• THE TASK: In the listing below, identify each line with the word "deduct" and return those lines.

·····

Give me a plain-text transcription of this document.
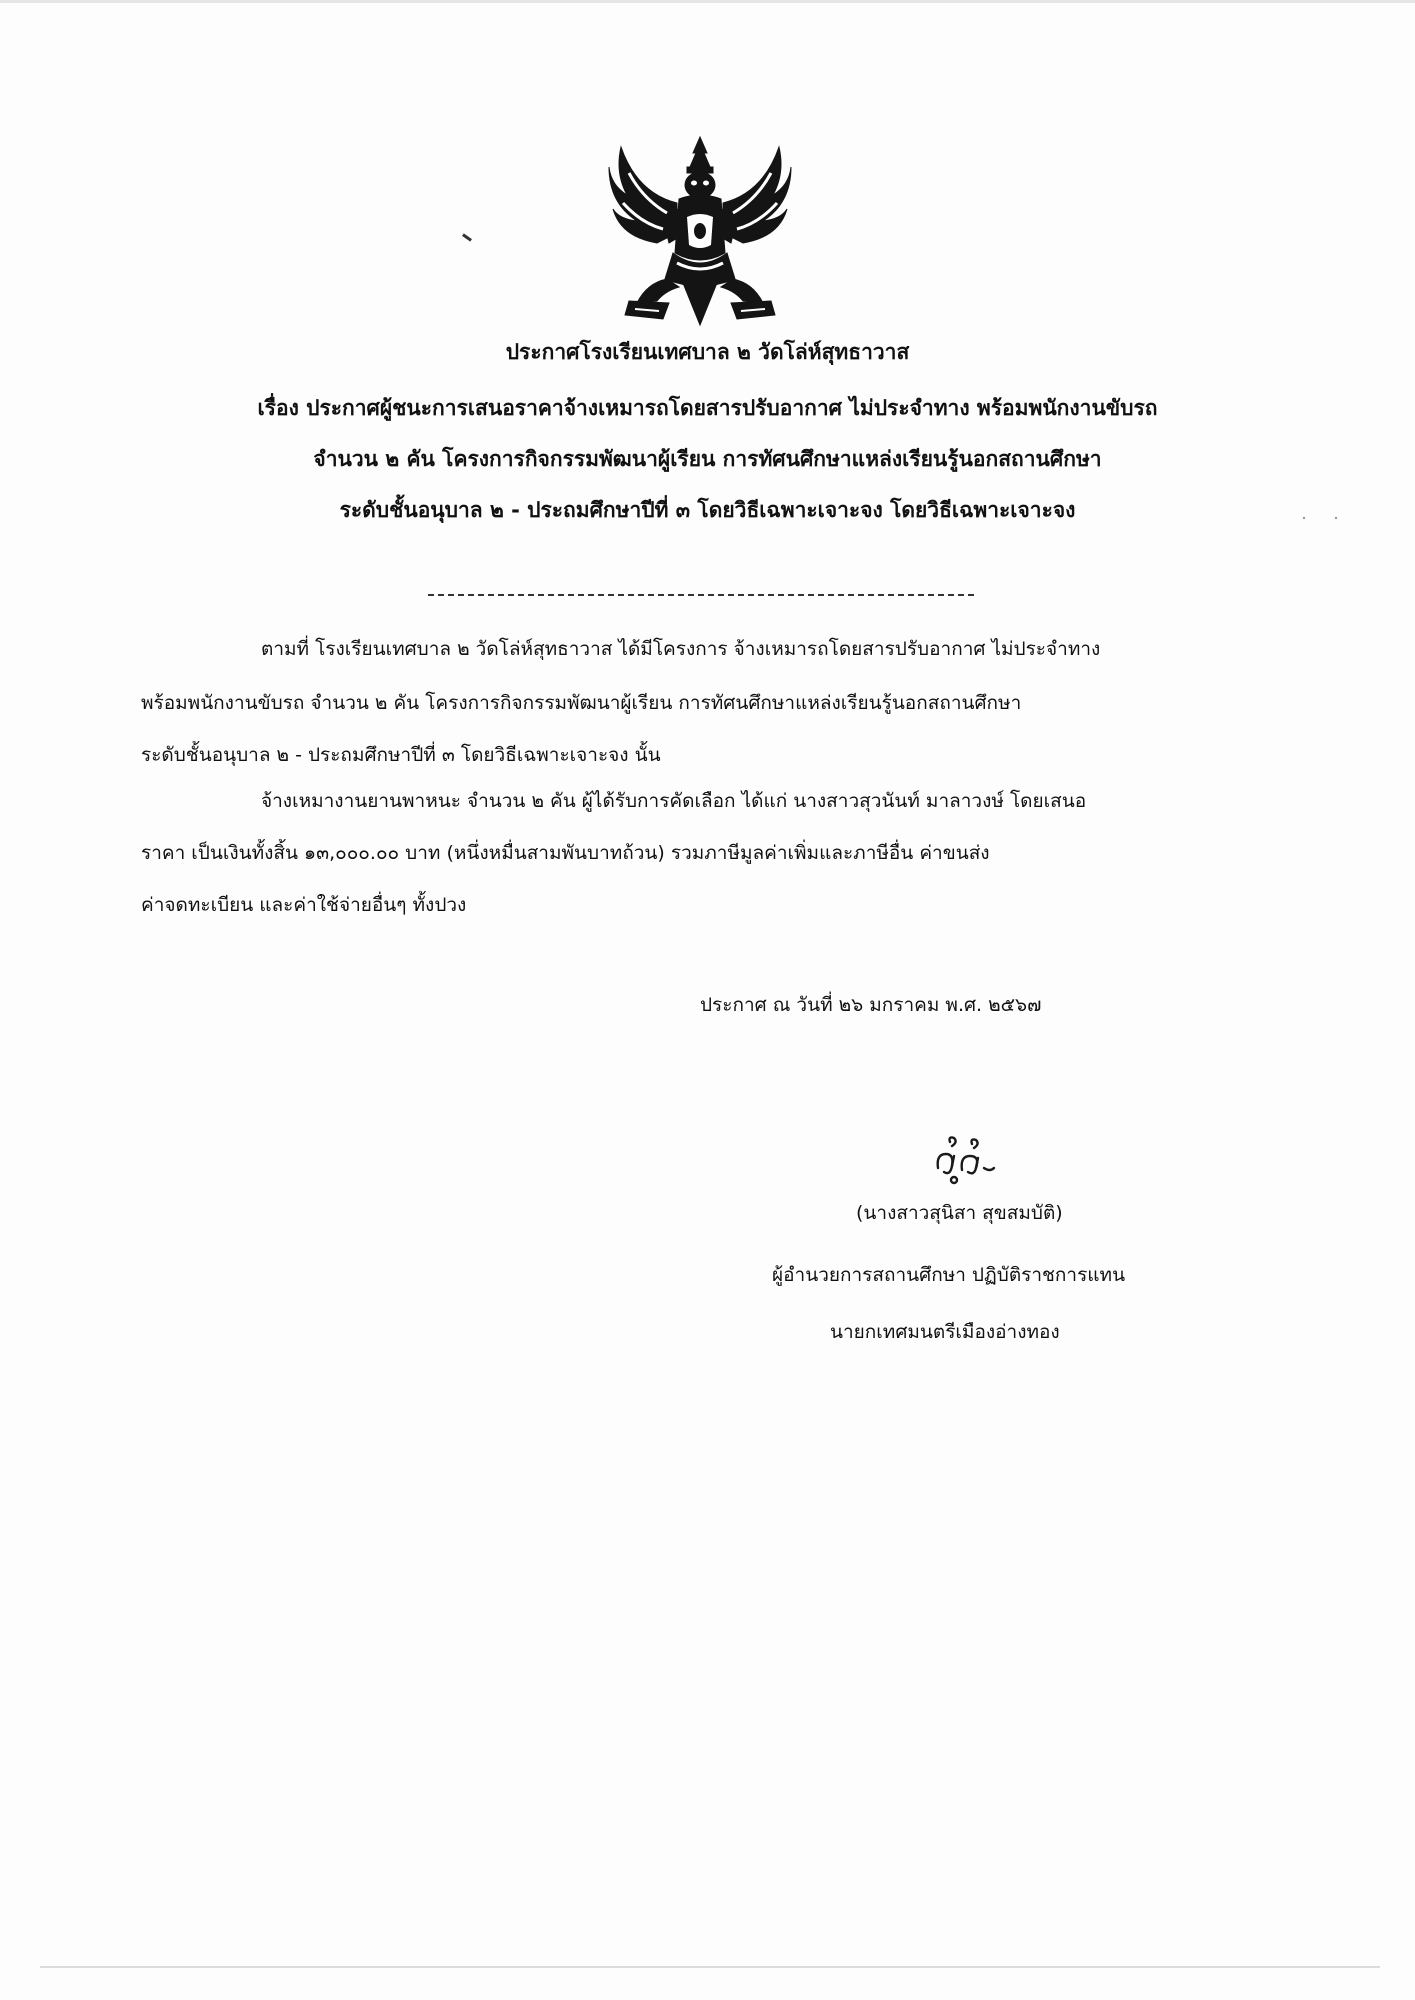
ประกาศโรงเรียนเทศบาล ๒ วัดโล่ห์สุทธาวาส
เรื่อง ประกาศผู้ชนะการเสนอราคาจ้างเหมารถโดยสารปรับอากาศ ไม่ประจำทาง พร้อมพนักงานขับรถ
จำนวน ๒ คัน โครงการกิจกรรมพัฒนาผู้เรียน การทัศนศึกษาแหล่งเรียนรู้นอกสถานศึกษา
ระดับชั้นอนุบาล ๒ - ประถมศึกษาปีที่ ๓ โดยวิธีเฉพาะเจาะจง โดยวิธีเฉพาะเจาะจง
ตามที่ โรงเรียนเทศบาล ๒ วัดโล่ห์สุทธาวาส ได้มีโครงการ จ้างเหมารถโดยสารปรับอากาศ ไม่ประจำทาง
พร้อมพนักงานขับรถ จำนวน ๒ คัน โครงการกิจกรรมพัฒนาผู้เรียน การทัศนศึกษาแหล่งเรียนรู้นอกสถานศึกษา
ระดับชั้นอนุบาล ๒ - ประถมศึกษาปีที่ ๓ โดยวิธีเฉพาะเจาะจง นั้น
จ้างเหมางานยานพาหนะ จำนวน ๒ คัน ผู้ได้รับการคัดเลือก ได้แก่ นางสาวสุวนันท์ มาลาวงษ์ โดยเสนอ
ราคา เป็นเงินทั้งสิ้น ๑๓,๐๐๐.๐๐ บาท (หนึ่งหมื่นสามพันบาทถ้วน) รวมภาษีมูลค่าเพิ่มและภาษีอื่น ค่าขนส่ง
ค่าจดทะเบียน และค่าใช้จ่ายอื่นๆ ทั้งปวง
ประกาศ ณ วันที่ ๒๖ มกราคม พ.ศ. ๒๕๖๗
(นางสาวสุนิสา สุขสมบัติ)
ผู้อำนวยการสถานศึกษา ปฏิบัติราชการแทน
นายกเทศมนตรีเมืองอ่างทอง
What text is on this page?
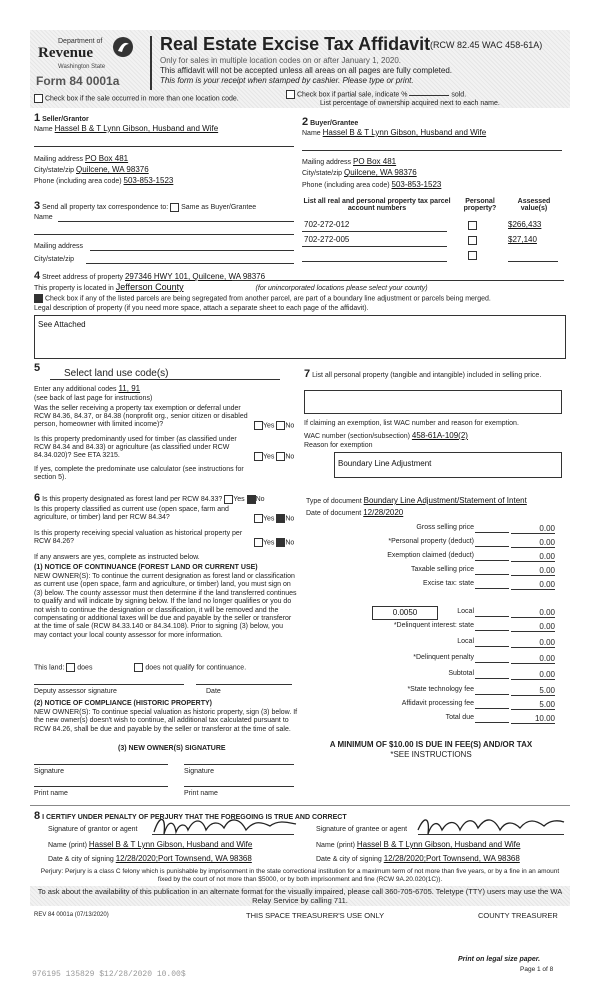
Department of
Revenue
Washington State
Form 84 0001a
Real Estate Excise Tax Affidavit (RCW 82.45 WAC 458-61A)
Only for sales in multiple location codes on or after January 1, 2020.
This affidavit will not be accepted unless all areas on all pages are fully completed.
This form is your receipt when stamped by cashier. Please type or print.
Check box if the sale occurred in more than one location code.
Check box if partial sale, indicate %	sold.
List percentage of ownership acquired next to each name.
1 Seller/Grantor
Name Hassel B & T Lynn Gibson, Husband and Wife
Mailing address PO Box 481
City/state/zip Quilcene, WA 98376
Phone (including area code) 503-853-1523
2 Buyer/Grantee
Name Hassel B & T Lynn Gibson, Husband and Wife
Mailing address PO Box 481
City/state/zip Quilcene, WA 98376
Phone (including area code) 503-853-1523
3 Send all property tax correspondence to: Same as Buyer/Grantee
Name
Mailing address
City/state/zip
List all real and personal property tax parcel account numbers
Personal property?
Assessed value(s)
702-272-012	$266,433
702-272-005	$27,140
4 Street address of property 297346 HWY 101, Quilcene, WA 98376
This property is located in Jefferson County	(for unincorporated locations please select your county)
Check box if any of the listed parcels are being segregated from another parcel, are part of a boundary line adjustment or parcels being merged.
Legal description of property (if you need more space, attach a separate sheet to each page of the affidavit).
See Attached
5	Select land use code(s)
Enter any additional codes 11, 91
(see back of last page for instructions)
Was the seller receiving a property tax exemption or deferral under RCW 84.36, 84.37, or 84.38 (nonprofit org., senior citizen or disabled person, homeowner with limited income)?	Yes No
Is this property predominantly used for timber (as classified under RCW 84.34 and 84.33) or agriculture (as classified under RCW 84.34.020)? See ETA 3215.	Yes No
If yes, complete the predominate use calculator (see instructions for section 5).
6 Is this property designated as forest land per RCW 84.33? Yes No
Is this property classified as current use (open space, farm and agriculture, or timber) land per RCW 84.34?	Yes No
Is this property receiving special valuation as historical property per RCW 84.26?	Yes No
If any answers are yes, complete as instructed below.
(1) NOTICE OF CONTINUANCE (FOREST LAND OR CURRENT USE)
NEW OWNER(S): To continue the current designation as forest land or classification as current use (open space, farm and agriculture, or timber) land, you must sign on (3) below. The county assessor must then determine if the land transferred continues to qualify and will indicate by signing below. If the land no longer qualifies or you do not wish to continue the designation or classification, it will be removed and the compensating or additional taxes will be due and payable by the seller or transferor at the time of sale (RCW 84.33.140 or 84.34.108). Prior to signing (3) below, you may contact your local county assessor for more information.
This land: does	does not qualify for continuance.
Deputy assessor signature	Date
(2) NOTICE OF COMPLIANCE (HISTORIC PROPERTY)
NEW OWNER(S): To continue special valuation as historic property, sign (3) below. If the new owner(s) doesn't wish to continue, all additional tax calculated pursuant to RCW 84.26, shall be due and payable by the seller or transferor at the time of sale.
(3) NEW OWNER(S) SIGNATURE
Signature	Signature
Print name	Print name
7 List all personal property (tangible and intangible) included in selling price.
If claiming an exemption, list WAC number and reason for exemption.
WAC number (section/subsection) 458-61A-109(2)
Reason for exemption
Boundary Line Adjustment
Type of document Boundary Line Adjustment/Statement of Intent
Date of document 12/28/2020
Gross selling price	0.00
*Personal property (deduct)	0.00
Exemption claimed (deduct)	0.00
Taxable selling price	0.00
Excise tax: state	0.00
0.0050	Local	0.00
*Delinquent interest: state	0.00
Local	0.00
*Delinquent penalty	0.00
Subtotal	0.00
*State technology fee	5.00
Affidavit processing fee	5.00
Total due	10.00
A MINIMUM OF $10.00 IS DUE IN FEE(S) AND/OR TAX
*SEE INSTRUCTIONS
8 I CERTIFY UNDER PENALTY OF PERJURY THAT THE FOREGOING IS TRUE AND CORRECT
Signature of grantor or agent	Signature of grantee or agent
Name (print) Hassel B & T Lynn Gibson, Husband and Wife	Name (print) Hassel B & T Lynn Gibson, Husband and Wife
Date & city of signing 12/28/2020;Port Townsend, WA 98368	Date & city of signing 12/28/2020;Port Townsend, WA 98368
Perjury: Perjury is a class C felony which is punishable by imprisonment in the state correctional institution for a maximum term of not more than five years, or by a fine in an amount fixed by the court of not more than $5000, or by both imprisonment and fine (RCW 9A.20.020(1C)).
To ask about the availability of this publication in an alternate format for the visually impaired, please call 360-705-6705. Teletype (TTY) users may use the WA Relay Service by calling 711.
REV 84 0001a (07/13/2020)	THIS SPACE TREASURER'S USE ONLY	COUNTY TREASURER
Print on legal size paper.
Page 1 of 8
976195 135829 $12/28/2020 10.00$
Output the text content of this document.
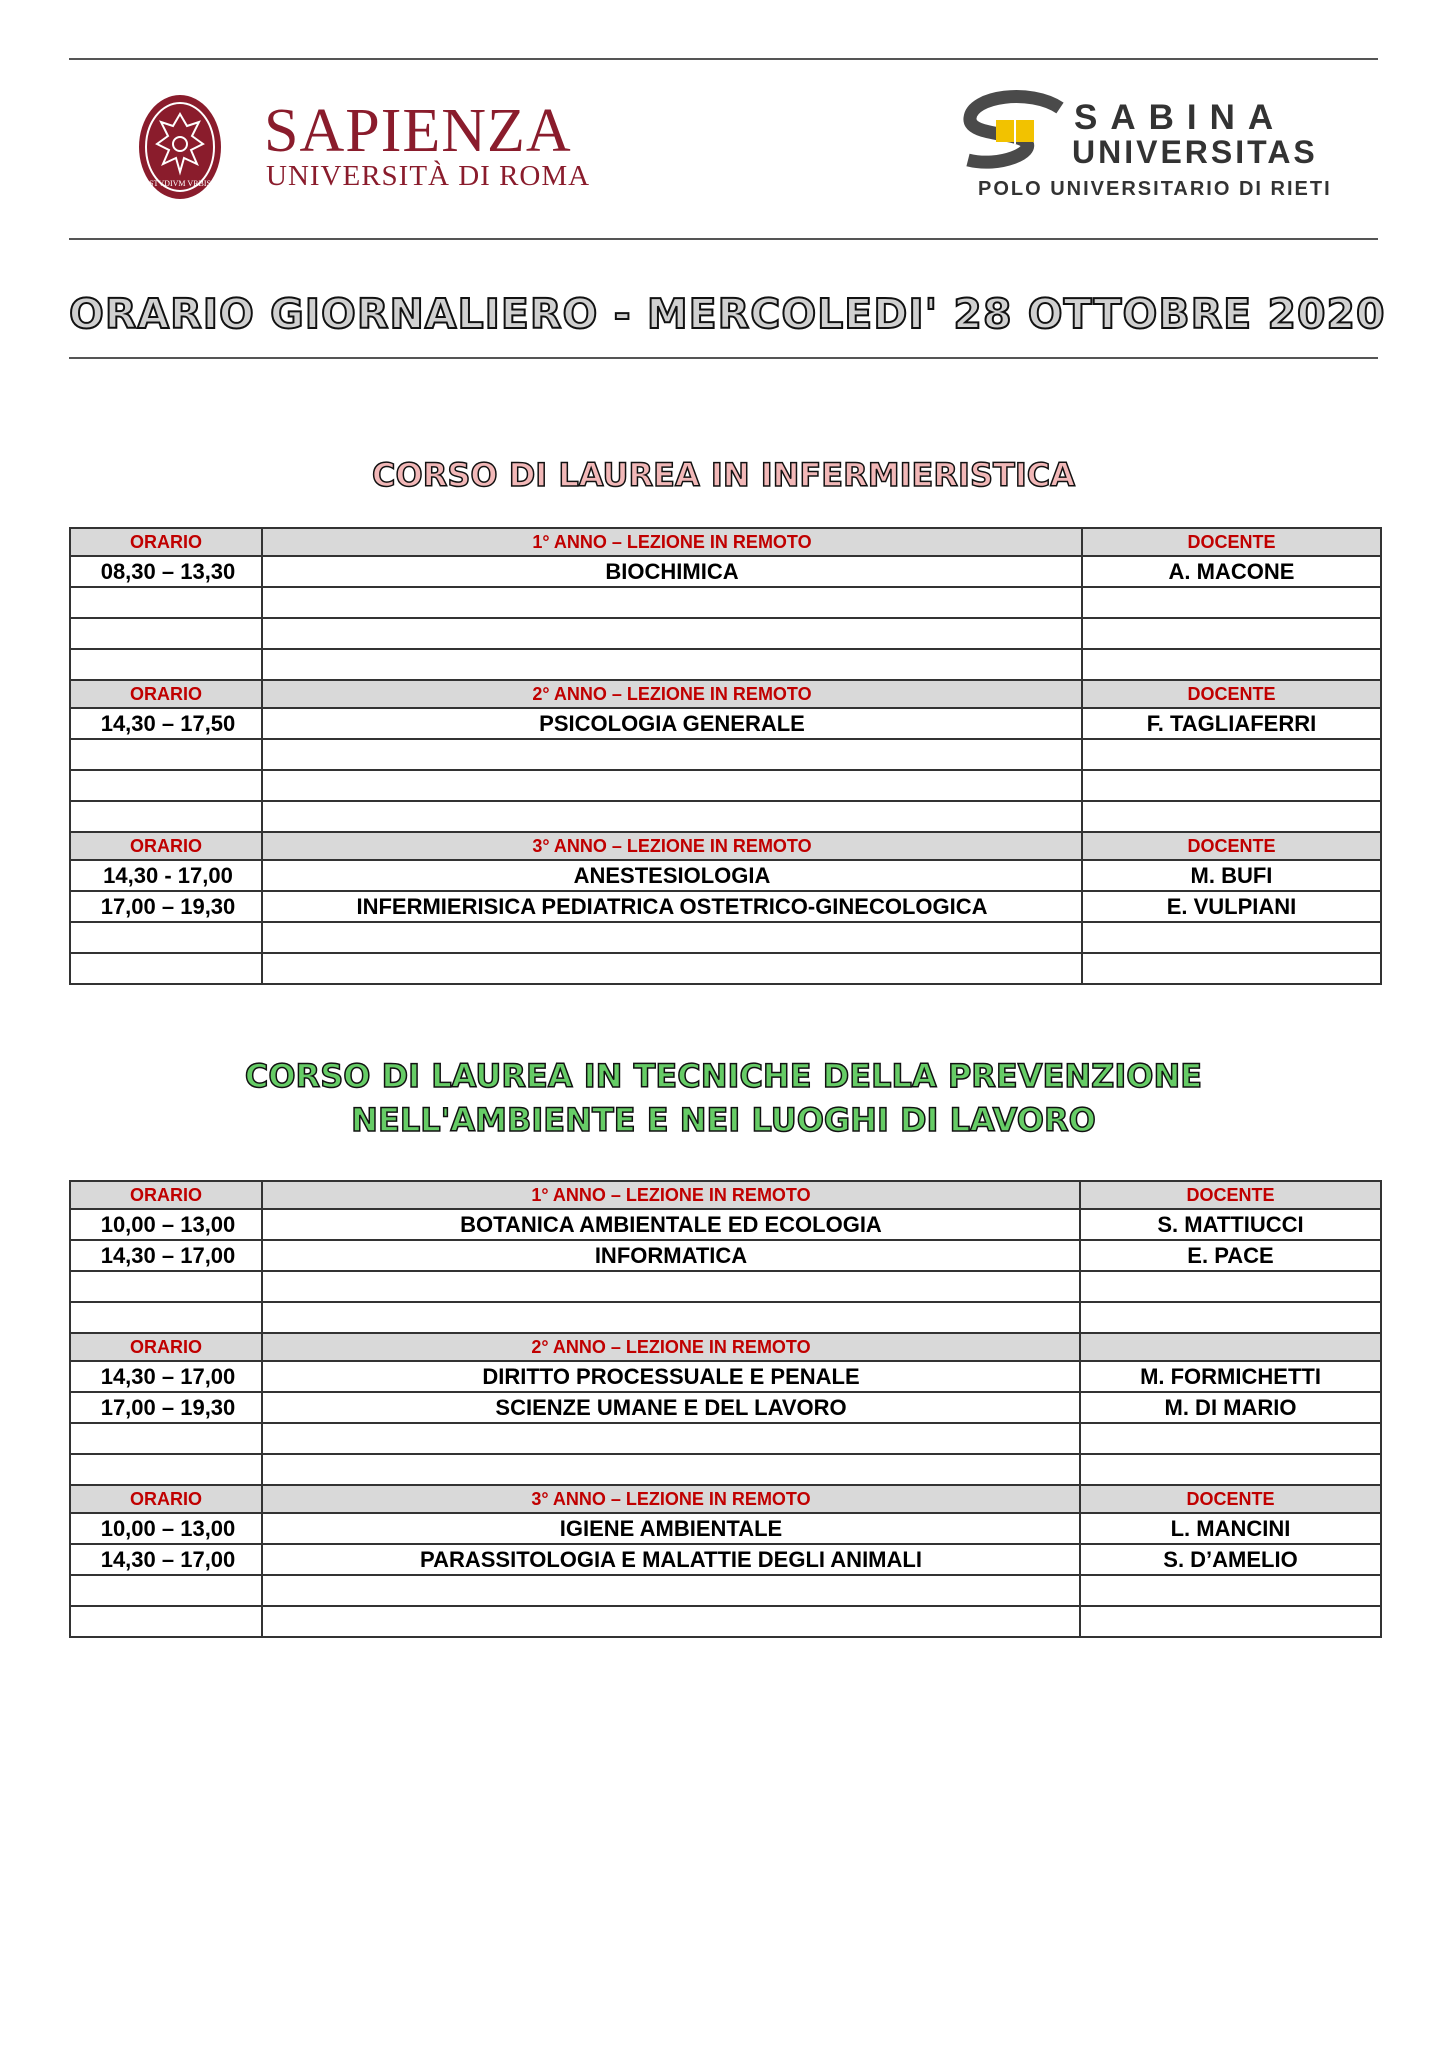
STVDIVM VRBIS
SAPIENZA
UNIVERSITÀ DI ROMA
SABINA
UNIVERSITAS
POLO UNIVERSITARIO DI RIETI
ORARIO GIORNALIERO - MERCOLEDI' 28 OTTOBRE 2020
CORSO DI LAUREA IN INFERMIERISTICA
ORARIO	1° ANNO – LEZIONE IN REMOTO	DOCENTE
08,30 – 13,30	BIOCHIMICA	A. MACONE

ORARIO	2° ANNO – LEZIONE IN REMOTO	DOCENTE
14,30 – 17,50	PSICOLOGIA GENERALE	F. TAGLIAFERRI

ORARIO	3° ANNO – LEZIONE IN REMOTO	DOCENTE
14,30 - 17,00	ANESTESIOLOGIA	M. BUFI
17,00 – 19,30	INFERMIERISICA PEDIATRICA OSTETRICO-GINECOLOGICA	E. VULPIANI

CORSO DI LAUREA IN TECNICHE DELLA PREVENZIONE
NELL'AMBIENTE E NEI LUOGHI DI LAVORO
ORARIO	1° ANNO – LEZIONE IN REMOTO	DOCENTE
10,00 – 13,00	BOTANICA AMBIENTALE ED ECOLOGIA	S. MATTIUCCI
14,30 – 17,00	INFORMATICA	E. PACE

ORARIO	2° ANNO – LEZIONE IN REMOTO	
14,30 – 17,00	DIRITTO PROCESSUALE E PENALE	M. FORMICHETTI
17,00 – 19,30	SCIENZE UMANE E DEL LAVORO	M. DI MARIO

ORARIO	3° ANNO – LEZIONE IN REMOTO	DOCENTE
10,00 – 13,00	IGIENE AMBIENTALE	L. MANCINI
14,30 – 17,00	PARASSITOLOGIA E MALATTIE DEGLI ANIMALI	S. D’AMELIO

·····

• ANSWER TO THIS PROBLEM:
*Personal property (deduct)	0.00
Exemption claimed (deduct)	0.00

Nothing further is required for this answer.